[Objective] Only lines holding the string "Name" are wanted; copy each one from the material.

* * *

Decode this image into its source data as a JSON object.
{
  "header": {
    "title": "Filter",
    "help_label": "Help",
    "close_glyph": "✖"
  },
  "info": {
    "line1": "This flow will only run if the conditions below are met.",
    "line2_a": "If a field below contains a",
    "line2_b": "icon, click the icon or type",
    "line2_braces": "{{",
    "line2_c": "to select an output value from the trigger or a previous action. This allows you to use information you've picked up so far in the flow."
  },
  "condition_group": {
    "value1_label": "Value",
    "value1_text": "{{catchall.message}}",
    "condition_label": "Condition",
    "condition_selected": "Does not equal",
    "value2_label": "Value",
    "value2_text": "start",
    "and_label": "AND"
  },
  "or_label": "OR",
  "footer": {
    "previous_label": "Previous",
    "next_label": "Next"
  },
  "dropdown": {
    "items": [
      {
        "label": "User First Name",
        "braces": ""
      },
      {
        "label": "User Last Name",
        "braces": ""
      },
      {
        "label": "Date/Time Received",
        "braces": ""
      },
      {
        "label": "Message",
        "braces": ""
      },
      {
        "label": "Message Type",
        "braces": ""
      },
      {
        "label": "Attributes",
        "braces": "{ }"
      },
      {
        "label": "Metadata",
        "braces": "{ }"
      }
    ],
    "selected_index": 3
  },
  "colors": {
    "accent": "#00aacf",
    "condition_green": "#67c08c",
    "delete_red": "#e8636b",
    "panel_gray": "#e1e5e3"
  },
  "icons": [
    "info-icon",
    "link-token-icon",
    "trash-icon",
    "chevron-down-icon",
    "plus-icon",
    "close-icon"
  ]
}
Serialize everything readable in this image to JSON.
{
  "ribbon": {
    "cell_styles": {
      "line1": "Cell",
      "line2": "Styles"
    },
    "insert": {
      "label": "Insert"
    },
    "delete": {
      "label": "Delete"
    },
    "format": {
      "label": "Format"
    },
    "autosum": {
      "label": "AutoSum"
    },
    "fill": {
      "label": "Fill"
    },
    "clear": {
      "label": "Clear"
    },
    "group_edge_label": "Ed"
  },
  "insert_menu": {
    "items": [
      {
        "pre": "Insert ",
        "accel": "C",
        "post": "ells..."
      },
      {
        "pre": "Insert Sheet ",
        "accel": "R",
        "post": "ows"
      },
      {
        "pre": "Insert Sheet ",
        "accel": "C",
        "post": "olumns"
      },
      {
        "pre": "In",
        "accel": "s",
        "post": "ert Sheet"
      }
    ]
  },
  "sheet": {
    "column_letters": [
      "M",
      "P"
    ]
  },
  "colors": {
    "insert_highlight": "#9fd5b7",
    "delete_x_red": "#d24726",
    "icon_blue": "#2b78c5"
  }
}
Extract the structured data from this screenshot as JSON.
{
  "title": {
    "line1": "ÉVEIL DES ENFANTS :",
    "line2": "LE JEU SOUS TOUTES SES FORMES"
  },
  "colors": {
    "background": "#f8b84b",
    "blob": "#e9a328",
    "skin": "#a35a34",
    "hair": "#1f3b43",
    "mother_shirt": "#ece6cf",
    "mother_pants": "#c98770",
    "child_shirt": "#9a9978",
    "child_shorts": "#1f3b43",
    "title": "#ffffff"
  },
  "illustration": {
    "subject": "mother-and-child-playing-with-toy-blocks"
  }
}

* * *

[The output]
        "label": "User First Name",
        "label": "User Last Name",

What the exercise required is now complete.